___ SUPPLIED ENTRIES ___
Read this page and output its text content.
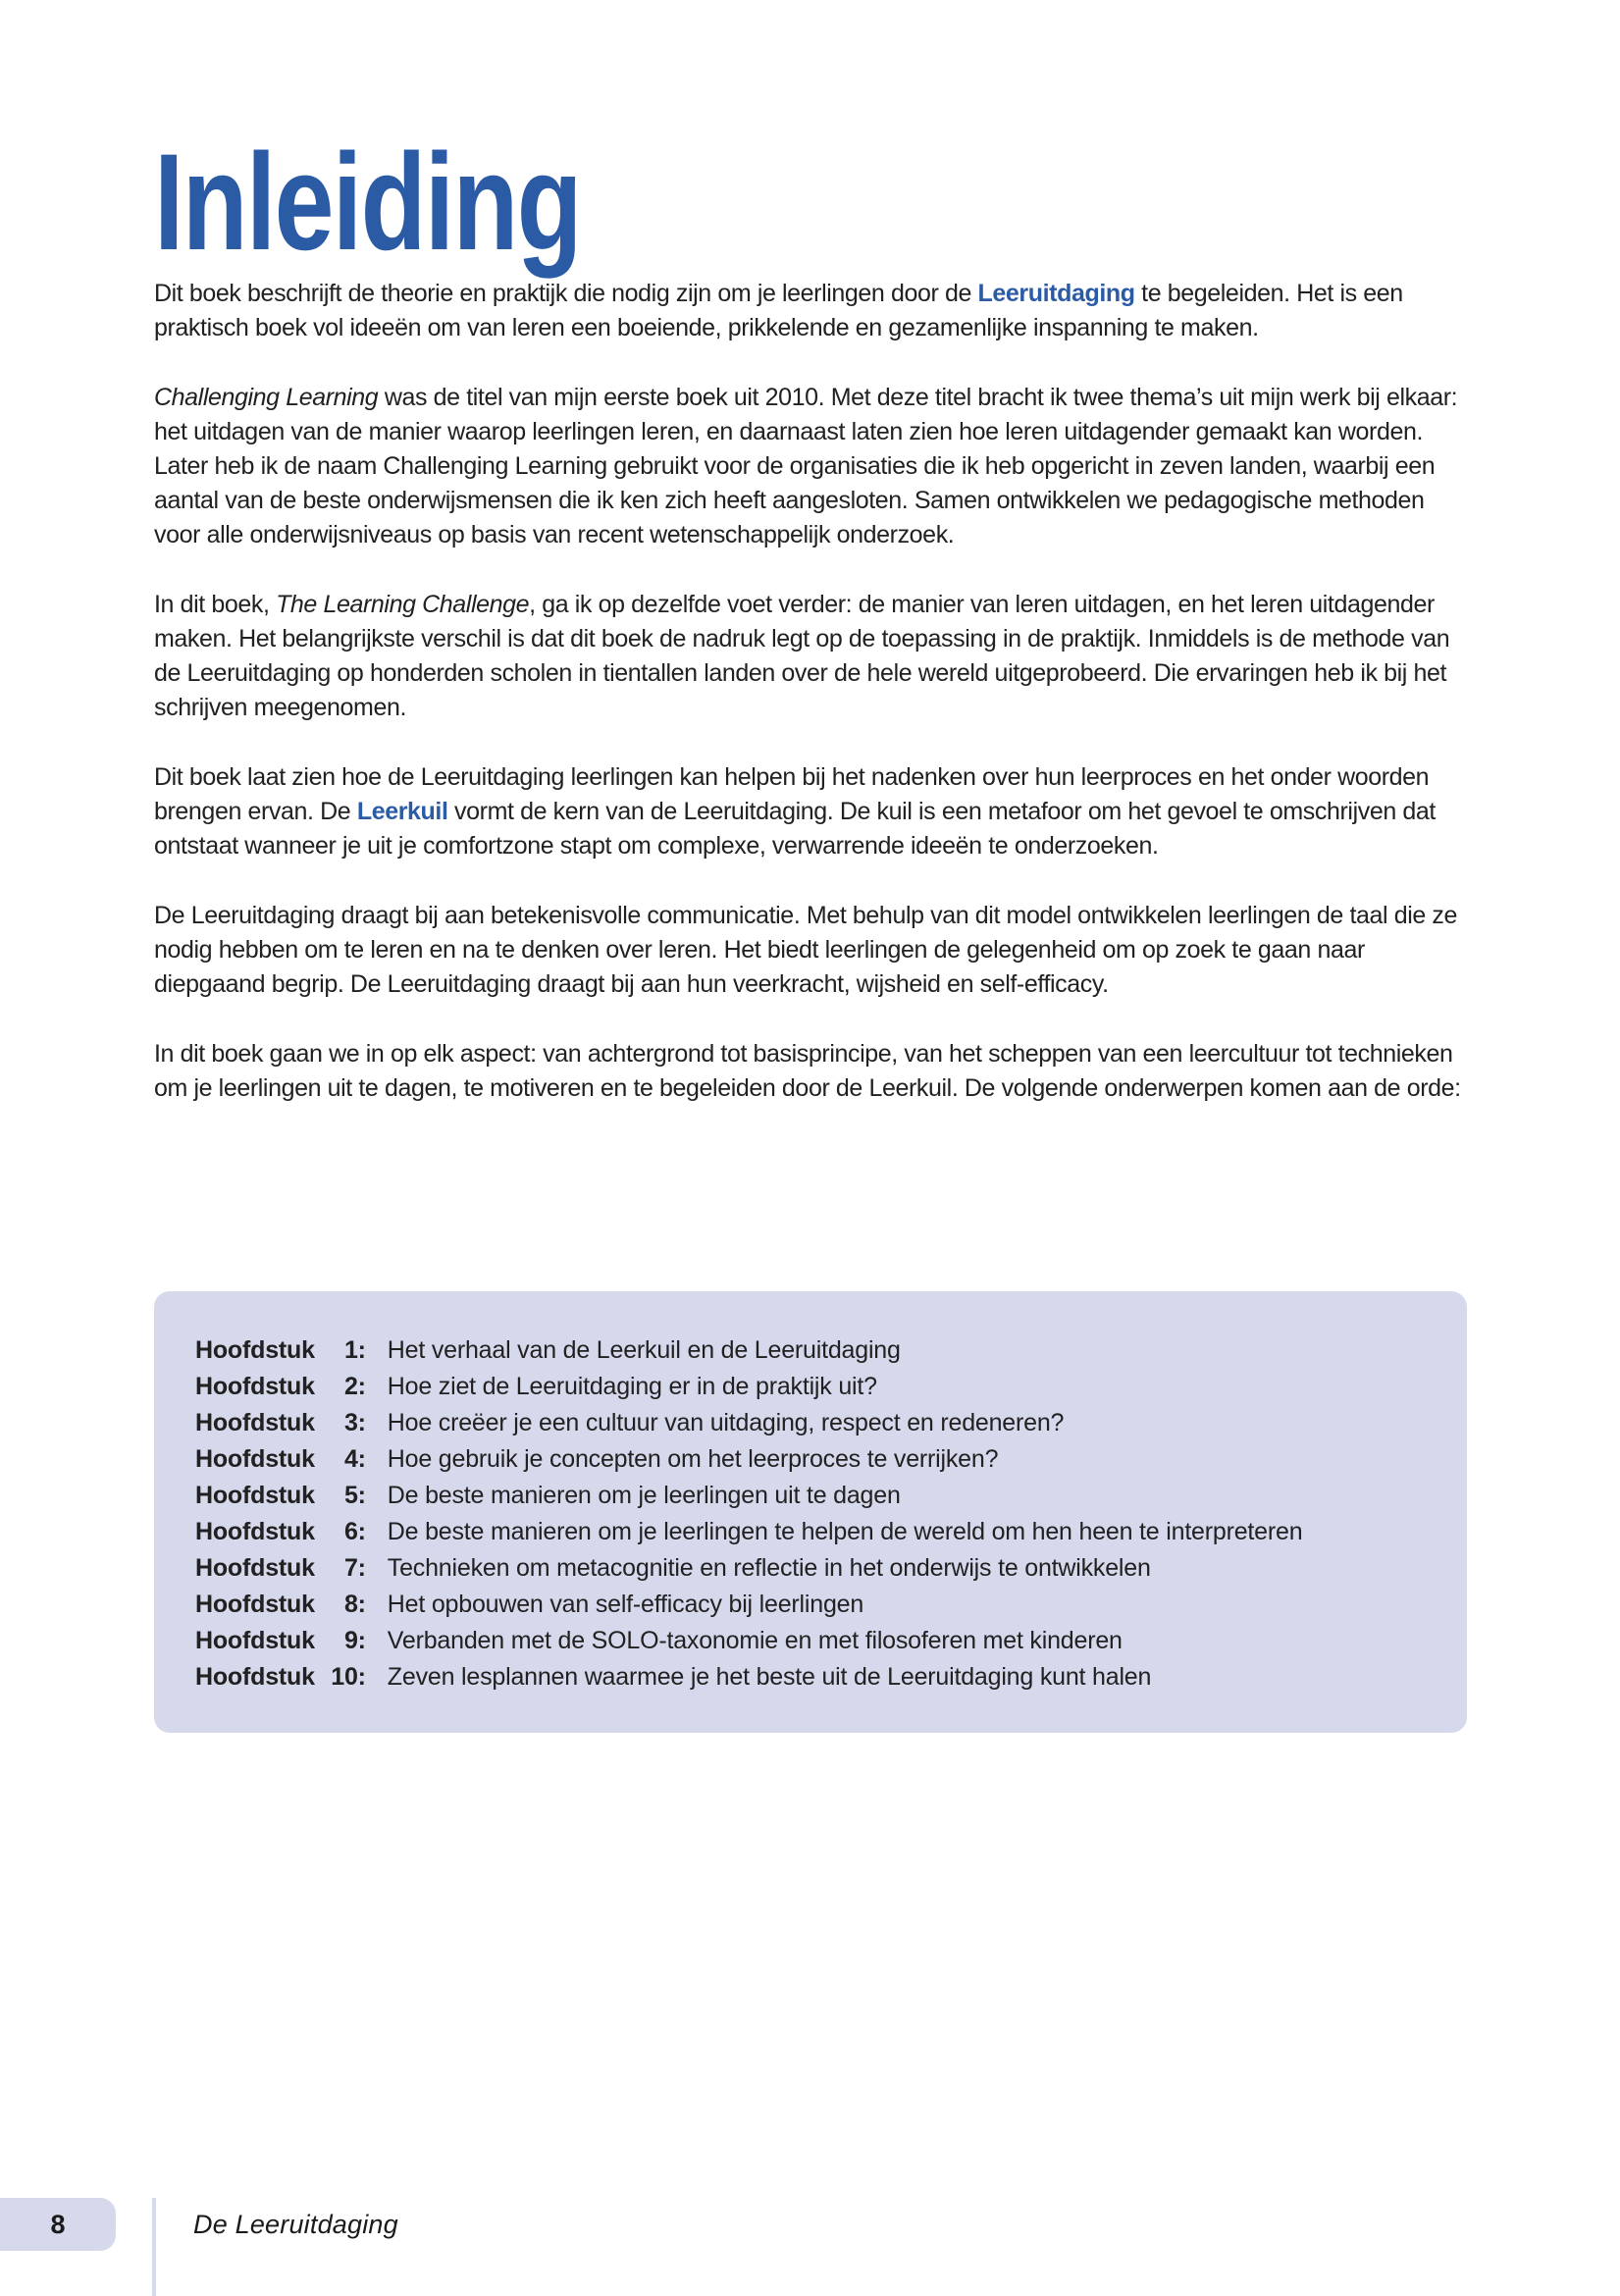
Inleiding

Dit boek beschrijft de theorie en praktijk die nodig zijn om je leerlingen door de Leeruitdaging te begeleiden. Het is een praktisch boek vol ideeën om van leren een boeiende, prikkelende en gezamenlijke inspanning te maken.

Challenging Learning was de titel van mijn eerste boek uit 2010. Met deze titel bracht ik twee thema’s uit mijn werk bij elkaar: het uitdagen van de manier waarop leerlingen leren, en daarnaast laten zien hoe leren uitdagender gemaakt kan worden. Later heb ik de naam Challenging Learning gebruikt voor de organisaties die ik heb opgericht in zeven landen, waarbij een aantal van de beste onderwijsmensen die ik ken zich heeft aangesloten. Samen ontwikkelen we pedagogische methoden voor alle onderwijsniveaus op basis van recent wetenschappelijk onderzoek.

In dit boek, The Learning Challenge, ga ik op dezelfde voet verder: de manier van leren uitdagen, en het leren uitdagender maken. Het belangrijkste verschil is dat dit boek de nadruk legt op de toepassing in de praktijk. Inmiddels is de methode van de Leeruitdaging op honderden scholen in tientallen landen over de hele wereld uitgeprobeerd. Die ervaringen heb ik bij het schrijven meegenomen.

Dit boek laat zien hoe de Leeruitdaging leerlingen kan helpen bij het nadenken over hun leerproces en het onder woorden brengen ervan. De Leerkuil vormt de kern van de Leeruitdaging. De kuil is een metafoor om het gevoel te omschrijven dat ontstaat wanneer je uit je comfortzone stapt om complexe, verwarrende ideeën te onderzoeken.

De Leeruitdaging draagt bij aan betekenisvolle communicatie. Met behulp van dit model ontwikkelen leerlingen de taal die ze nodig hebben om te leren en na te denken over leren. Het biedt leerlingen de gelegenheid om op zoek te gaan naar diepgaand begrip. De Leeruitdaging draagt bij aan hun veerkracht, wijsheid en self-efficacy.

In dit boek gaan we in op elk aspect: van achtergrond tot basisprincipe, van het scheppen van een leercultuur tot technieken om je leerlingen uit te dagen, te motiveren en te begeleiden door de Leerkuil. De volgende onderwerpen komen aan de orde:

Hoofdstuk	1: Het verhaal van de Leerkuil en de Leeruitdaging
Hoofdstuk	2: Hoe ziet de Leeruitdaging er in de praktijk uit?
Hoofdstuk	3: Hoe creëer je een cultuur van uitdaging, respect en redeneren?
Hoofdstuk	4: Hoe gebruik je concepten om het leerproces te verrijken?
Hoofdstuk	5: De beste manieren om je leerlingen uit te dagen
Hoofdstuk	6: De beste manieren om je leerlingen te helpen de wereld om hen heen te interpreteren
Hoofdstuk	7: Technieken om metacognitie en reflectie in het onderwijs te ontwikkelen
Hoofdstuk	8: Het opbouwen van self-efficacy bij leerlingen
Hoofdstuk	9: Verbanden met de SOLO-taxonomie en met filosoferen met kinderen
Hoofdstuk 10: Zeven lesplannen waarmee je het beste uit de Leeruitdaging kunt halen
8	De Leeruitdaging
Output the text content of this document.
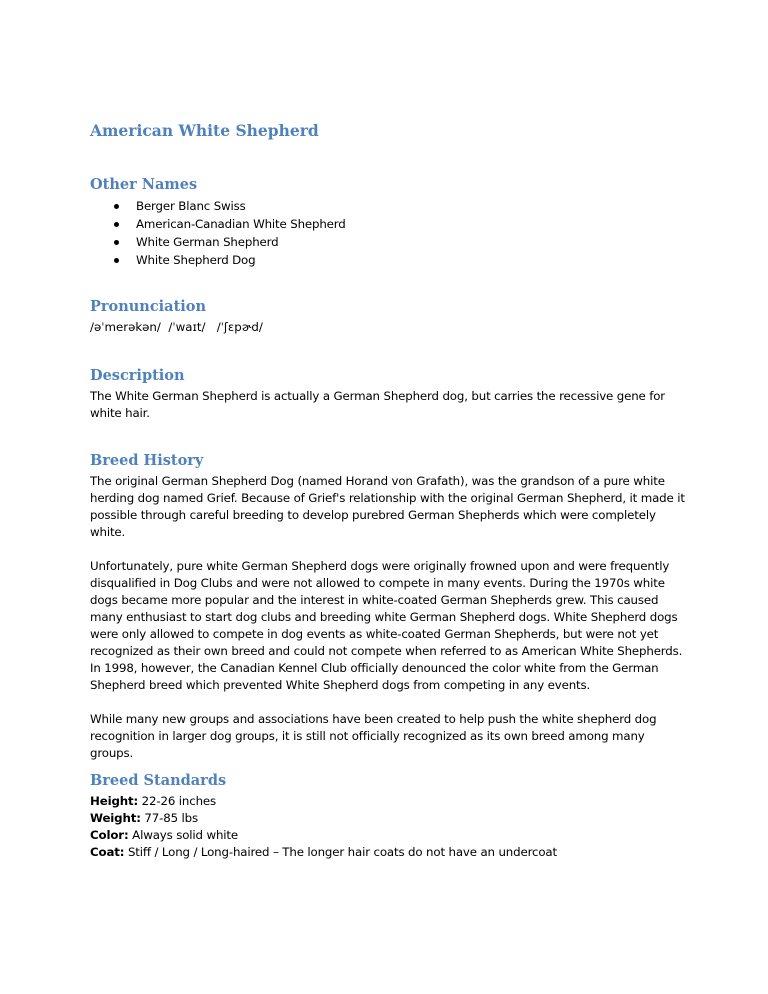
American White Shepherd
Other Names
Berger Blanc Swiss
American-Canadian White Shepherd
White German Shepherd
White Shepherd Dog
Pronunciation
/əˈmerəkən/  /ˈwaɪt/   /ˈʃɛpɚd/
Description

The White German Shepherd is actually a German Shepherd dog, but carries the recessive gene for white hair.

Breed History

The original German Shepherd Dog (named Horand von Grafath), was the grandson of a pure white herding dog named Grief. Because of Grief's relationship with the original German Shepherd, it made it possible through careful breeding to develop purebred German Shepherds which were completely white.

Unfortunately, pure white German Shepherd dogs were originally frowned upon and were frequently disqualified in Dog Clubs and were not allowed to compete in many events. During the 1970s white dogs became more popular and the interest in white-coated German Shepherds grew. This caused many enthusiast to start dog clubs and breeding white German Shepherd dogs. White Shepherd dogs were only allowed to compete in dog events as white-coated German Shepherds, but were not yet recognized as their own breed and could not compete when referred to as American White Shepherds. In 1998, however, the Canadian Kennel Club officially denounced the color white from the German Shepherd breed which prevented White Shepherd dogs from competing in any events.

While many new groups and associations have been created to help push the white shepherd dog recognition in larger dog groups, it is still not officially recognized as its own breed among many groups.

Breed Standards
Height: 22-26 inches
Weight: 77-85 lbs
Color: Always solid white
Coat: Stiff / Long / Long-haired – The longer hair coats do not have an undercoat
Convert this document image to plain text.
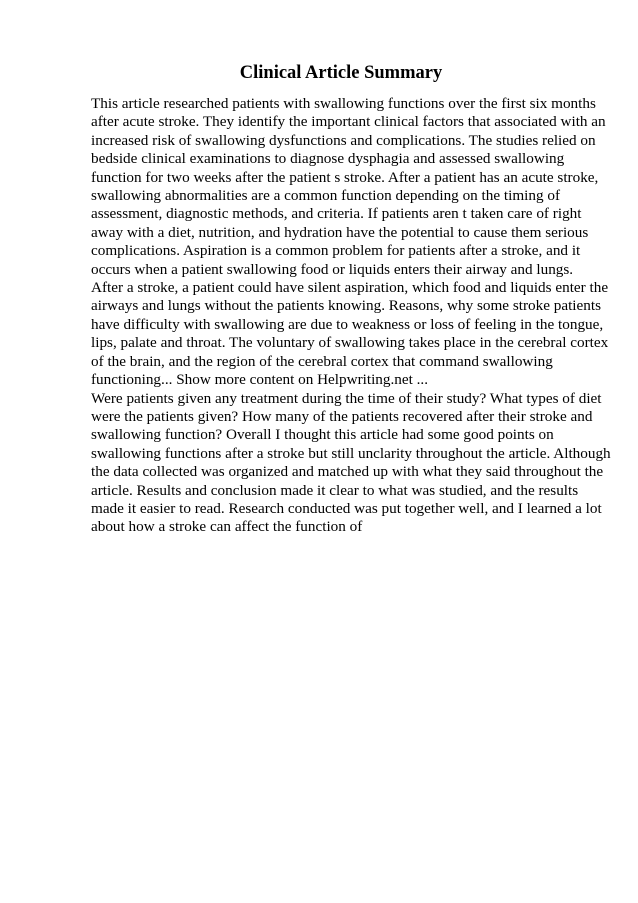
Clinical Article Summary
This article researched patients with swallowing functions over the first six months
after acute stroke. They identify the important clinical factors that associated with an
increased risk of swallowing dysfunctions and complications. The studies relied on
bedside clinical examinations to diagnose dysphagia and assessed swallowing
function for two weeks after the patient s stroke. After a patient has an acute stroke,
swallowing abnormalities are a common function depending on the timing of
assessment, diagnostic methods, and criteria. If patients aren t taken care of right
away with a diet, nutrition, and hydration have the potential to cause them serious
complications. Aspiration is a common problem for patients after a stroke, and it
occurs when a patient swallowing food or liquids enters their airway and lungs.
After a stroke, a patient could have silent aspiration, which food and liquids enter the
airways and lungs without the patients knowing. Reasons, why some stroke patients
have difficulty with swallowing are due to weakness or loss of feeling in the tongue,
lips, palate and throat. The voluntary of swallowing takes place in the cerebral cortex
of the brain, and the region of the cerebral cortex that command swallowing
functioning... Show more content on Helpwriting.net ...
Were patients given any treatment during the time of their study? What types of diet
were the patients given? How many of the patients recovered after their stroke and
swallowing function? Overall I thought this article had some good points on
swallowing functions after a stroke but still unclarity throughout the article. Although
the data collected was organized and matched up with what they said throughout the
article. Results and conclusion made it clear to what was studied, and the results
made it easier to read. Research conducted was put together well, and I learned a lot
about how a stroke can affect the function of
___
• **WHAT TO PRODUCE**:
Repeat the entries above exactly and skip the images.

• **RESPONSE**:
Read this page and output its text content.
Inleiding

Dit boek beschrijft de theorie en praktijk die nodig zijn om je leerlingen door de Leeruitdaging te begeleiden. Het is een praktisch boek vol ideeën om van leren een boeiende, prikkelende en gezamenlijke inspanning te maken.

Challenging Learning was de titel van mijn eerste boek uit 2010. Met deze titel bracht ik twee thema’s uit mijn werk bij elkaar: het uitdagen van de manier waarop leerlingen leren, en daarnaast laten zien hoe leren uitdagender gemaakt kan worden. Later heb ik de naam Challenging Learning gebruikt voor de organisaties die ik heb opgericht in zeven landen, waarbij een aantal van de beste onderwijsmensen die ik ken zich heeft aangesloten. Samen ontwikkelen we pedagogische methoden voor alle onderwijsniveaus op basis van recent wetenschappelijk onderzoek.

In dit boek, The Learning Challenge, ga ik op dezelfde voet verder: de manier van leren uitdagen, en het leren uitdagender maken. Het belangrijkste verschil is dat dit boek de nadruk legt op de toepassing in de praktijk. Inmiddels is de methode van de Leeruitdaging op honderden scholen in tientallen landen over de hele wereld uitgeprobeerd. Die ervaringen heb ik bij het schrijven meegenomen.

Dit boek laat zien hoe de Leeruitdaging leerlingen kan helpen bij het nadenken over hun leerproces en het onder woorden brengen ervan. De Leerkuil vormt de kern van de Leeruitdaging. De kuil is een metafoor om het gevoel te omschrijven dat ontstaat wanneer je uit je comfortzone stapt om complexe, verwarrende ideeën te onderzoeken.

De Leeruitdaging draagt bij aan betekenisvolle communicatie. Met behulp van dit model ontwikkelen leerlingen de taal die ze nodig hebben om te leren en na te denken over leren. Het biedt leerlingen de gelegenheid om op zoek te gaan naar diepgaand begrip. De Leeruitdaging draagt bij aan hun veerkracht, wijsheid en self-efficacy.

In dit boek gaan we in op elk aspect: van achtergrond tot basisprincipe, van het scheppen van een leercultuur tot technieken om je leerlingen uit te dagen, te motiveren en te begeleiden door de Leerkuil. De volgende onderwerpen komen aan de orde:

Hoofdstuk	1: Het verhaal van de Leerkuil en de Leeruitdaging
Hoofdstuk	2: Hoe ziet de Leeruitdaging er in de praktijk uit?
Hoofdstuk	3: Hoe creëer je een cultuur van uitdaging, respect en redeneren?
Hoofdstuk	4: Hoe gebruik je concepten om het leerproces te verrijken?
Hoofdstuk	5: De beste manieren om je leerlingen uit te dagen
Hoofdstuk	6: De beste manieren om je leerlingen te helpen de wereld om hen heen te interpreteren
Hoofdstuk	7: Technieken om metacognitie en reflectie in het onderwijs te ontwikkelen
Hoofdstuk	8: Het opbouwen van self-efficacy bij leerlingen
Hoofdstuk	9: Verbanden met de SOLO-taxonomie en met filosoferen met kinderen
Hoofdstuk 10: Zeven lesplannen waarmee je het beste uit de Leeruitdaging kunt halen
8	De Leeruitdaging
Output the text content of this document.
American White Shepherd
Other Names
Berger Blanc Swiss
American-Canadian White Shepherd
White German Shepherd
White Shepherd Dog
Pronunciation
/əˈmerəkən/  /ˈwaɪt/   /ˈʃɛpɚd/
Description

The White German Shepherd is actually a German Shepherd dog, but carries the recessive gene for white hair.

Breed History

The original German Shepherd Dog (named Horand von Grafath), was the grandson of a pure white herding dog named Grief. Because of Grief's relationship with the original German Shepherd, it made it possible through careful breeding to develop purebred German Shepherds which were completely white.

Unfortunately, pure white German Shepherd dogs were originally frowned upon and were frequently disqualified in Dog Clubs and were not allowed to compete in many events. During the 1970s white dogs became more popular and the interest in white-coated German Shepherds grew. This caused many enthusiast to start dog clubs and breeding white German Shepherd dogs. White Shepherd dogs were only allowed to compete in dog events as white-coated German Shepherds, but were not yet recognized as their own breed and could not compete when referred to as American White Shepherds. In 1998, however, the Canadian Kennel Club officially denounced the color white from the German Shepherd breed which prevented White Shepherd dogs from competing in any events.

While many new groups and associations have been created to help push the white shepherd dog recognition in larger dog groups, it is still not officially recognized as its own breed among many groups.

Breed Standards
Height: 22-26 inches
Weight: 77-85 lbs
Color: Always solid white
Coat: Stiff / Long / Long-haired – The longer hair coats do not have an undercoat
Convert this document image to plain text.
Clinical Article Summary
This article researched patients with swallowing functions over the first six months
after acute stroke. They identify the important clinical factors that associated with an
increased risk of swallowing dysfunctions and complications. The studies relied on
bedside clinical examinations to diagnose dysphagia and assessed swallowing
function for two weeks after the patient s stroke. After a patient has an acute stroke,
swallowing abnormalities are a common function depending on the timing of
assessment, diagnostic methods, and criteria. If patients aren t taken care of right
away with a diet, nutrition, and hydration have the potential to cause them serious
complications. Aspiration is a common problem for patients after a stroke, and it
occurs when a patient swallowing food or liquids enters their airway and lungs.
After a stroke, a patient could have silent aspiration, which food and liquids enter the
airways and lungs without the patients knowing. Reasons, why some stroke patients
have difficulty with swallowing are due to weakness or loss of feeling in the tongue,
lips, palate and throat. The voluntary of swallowing takes place in the cerebral cortex
of the brain, and the region of the cerebral cortex that command swallowing
functioning... Show more content on Helpwriting.net ...
Were patients given any treatment during the time of their study? What types of diet
were the patients given? How many of the patients recovered after their stroke and
swallowing function? Overall I thought this article had some good points on
swallowing functions after a stroke but still unclarity throughout the article. Although
the data collected was organized and matched up with what they said throughout the
article. Results and conclusion made it clear to what was studied, and the results
made it easier to read. Research conducted was put together well, and I learned a lot
about how a stroke can affect the function of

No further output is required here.